Fragmento seleccionado:
--------------------------------

Testimonios del confinamiento desde los campos de refugiados
En estos meses de pandemia, por primera vez en sus vidas, muchas personas se han visto obligadas a permanecer en casa o han visto restringidos y controlados sus movimientos. No obstante, millones de personas viven encerradas en campos y privadas de sus derechos por las leyes migratorias. Su confinamiento no ha durado dos meses, sino años. Una vida en el limbo, entre lo que han dejado atrás y lo que siguen sin alcanzar. Durante estos meses, a pesar de la pandemia, sus batallas han sido las mismas de antes: conseguir su libertad de movimiento. Estos testimonios marcan esos territorios de transito en los que las personas permanecen en espera, mientras luchan por reanudar sus vidas y en contra de las fronteras.
Abdalkrem ASAD Siete meses en el campo de Vrazhdebna de Bulgaria
No hay mucha gente en este campo, tal vez por ello los médicos han podido atendernos y se ha entregado protección durante la pandemia». En Bulgaria se siente más relajado. Llegó tras cruzar la frontera con Turquía, donde había vivido seis años.

--------------------------------

Entradas del conjunto de datos
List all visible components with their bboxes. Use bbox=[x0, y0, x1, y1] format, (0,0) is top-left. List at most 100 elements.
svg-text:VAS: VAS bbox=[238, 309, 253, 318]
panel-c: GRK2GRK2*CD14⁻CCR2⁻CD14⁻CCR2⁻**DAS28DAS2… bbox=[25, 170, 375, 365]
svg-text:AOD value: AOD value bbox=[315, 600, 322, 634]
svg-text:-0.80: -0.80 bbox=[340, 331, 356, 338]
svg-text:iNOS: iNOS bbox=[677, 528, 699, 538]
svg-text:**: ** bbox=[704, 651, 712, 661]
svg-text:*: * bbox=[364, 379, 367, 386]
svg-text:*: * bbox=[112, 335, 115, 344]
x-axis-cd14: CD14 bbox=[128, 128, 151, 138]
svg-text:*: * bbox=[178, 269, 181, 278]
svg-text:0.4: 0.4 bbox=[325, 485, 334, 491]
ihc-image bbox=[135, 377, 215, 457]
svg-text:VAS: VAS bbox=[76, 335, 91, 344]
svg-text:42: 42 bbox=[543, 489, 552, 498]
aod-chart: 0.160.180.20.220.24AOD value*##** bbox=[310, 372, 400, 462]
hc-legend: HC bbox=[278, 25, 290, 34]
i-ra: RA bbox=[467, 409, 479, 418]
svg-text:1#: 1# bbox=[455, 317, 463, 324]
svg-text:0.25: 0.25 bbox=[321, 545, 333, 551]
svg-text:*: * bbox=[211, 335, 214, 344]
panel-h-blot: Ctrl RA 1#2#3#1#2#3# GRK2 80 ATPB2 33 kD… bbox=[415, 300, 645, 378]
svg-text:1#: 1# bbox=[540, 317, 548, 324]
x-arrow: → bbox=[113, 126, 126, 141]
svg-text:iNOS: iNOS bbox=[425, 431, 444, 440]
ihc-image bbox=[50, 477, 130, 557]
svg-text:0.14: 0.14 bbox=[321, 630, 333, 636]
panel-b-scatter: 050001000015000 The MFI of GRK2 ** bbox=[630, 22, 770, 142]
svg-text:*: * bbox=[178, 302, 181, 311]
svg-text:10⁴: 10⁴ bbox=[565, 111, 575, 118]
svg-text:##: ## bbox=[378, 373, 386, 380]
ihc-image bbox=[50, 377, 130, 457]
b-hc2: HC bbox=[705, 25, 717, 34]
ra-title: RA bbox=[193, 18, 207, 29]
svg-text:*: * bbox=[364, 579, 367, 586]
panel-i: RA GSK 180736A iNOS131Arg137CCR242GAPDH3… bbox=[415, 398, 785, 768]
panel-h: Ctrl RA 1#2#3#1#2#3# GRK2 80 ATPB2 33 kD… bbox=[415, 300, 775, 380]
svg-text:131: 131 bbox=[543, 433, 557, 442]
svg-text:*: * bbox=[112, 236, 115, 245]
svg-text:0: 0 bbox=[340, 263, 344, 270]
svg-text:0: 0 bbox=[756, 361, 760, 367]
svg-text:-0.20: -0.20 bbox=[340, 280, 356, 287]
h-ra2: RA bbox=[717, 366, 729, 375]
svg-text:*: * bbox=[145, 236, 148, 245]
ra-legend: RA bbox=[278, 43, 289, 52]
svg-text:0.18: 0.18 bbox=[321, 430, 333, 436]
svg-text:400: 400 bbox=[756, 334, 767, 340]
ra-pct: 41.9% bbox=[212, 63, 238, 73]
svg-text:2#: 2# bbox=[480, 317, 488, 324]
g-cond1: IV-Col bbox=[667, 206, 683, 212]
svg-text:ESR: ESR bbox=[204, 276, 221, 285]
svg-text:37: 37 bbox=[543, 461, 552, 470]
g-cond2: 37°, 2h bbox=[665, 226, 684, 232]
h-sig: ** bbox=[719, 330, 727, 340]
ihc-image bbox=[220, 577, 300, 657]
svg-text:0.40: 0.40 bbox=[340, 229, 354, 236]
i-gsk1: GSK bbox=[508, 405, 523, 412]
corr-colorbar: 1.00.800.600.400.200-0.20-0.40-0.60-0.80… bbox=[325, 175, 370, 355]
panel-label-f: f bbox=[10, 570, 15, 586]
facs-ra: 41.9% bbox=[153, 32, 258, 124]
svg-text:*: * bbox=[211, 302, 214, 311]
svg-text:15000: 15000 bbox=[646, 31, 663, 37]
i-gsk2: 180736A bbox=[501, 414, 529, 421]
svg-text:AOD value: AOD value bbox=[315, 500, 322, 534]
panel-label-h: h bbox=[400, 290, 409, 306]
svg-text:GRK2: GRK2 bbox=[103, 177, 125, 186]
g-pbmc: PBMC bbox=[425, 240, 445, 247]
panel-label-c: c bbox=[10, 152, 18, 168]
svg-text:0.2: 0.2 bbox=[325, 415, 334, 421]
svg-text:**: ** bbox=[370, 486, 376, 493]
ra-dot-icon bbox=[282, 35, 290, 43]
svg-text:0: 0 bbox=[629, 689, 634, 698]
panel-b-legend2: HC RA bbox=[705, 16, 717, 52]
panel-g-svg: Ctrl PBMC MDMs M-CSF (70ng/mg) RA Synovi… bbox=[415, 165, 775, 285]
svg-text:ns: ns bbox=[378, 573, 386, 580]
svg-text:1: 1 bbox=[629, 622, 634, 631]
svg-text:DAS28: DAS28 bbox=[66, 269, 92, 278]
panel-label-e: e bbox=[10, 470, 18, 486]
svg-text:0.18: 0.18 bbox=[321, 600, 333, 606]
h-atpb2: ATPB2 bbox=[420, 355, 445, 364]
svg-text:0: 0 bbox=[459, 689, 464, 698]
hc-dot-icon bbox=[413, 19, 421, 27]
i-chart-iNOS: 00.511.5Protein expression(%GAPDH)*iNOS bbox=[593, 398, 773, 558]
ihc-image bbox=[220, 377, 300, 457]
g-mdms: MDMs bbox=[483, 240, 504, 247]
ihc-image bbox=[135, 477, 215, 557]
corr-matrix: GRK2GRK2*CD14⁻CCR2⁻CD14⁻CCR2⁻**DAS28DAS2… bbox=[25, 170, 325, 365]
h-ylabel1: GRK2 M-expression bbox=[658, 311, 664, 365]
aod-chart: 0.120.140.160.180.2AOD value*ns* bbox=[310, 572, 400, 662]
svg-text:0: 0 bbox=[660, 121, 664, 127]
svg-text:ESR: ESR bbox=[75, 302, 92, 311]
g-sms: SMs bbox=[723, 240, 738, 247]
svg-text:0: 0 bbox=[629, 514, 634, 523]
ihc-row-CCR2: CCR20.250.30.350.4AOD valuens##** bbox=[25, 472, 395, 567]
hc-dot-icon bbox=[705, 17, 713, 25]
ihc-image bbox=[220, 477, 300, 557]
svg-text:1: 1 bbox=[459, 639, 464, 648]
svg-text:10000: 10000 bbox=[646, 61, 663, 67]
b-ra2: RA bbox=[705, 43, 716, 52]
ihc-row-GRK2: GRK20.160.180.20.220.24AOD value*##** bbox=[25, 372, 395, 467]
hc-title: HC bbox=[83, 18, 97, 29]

--------------------------------

Según la información:
• A. ¿Cuántos años vivió Abdalkrem Asad en Turquía, según el texto sobre el confinamiento en los campos de refugiados?
• B. Copia literalmente el fragmento del texto sobre los campos de refugiados que va de "Testimonios del confinamiento" a "de las fronteras.", ambos incluidos.

Respuestas por apartado:
• A. Seis años.

• B.
Testimonios del confinamiento desde los campos de refugiados
En estos meses de pandemia, por primera vez en sus vidas, muchas personas se han visto obligadas a permanecer en casa o han visto restringidos y controlados sus movimientos. No obstante, millones de personas viven encerradas en campos y privadas de sus derechos por las leyes migratorias. Su confinamiento no ha durado dos meses, sino años. Una vida en el limbo, entre lo que han dejado atrás y lo que siguen sin alcanzar. Durante estos meses, a pesar de la pandemia, sus batallas han sido las mismas de antes: conseguir su libertad de movimiento. Estos testimonios marcan esos territorios de transito en los que las personas permanecen en espera, mientras luchan por reanudar sus vidas y en contra de las fronteras.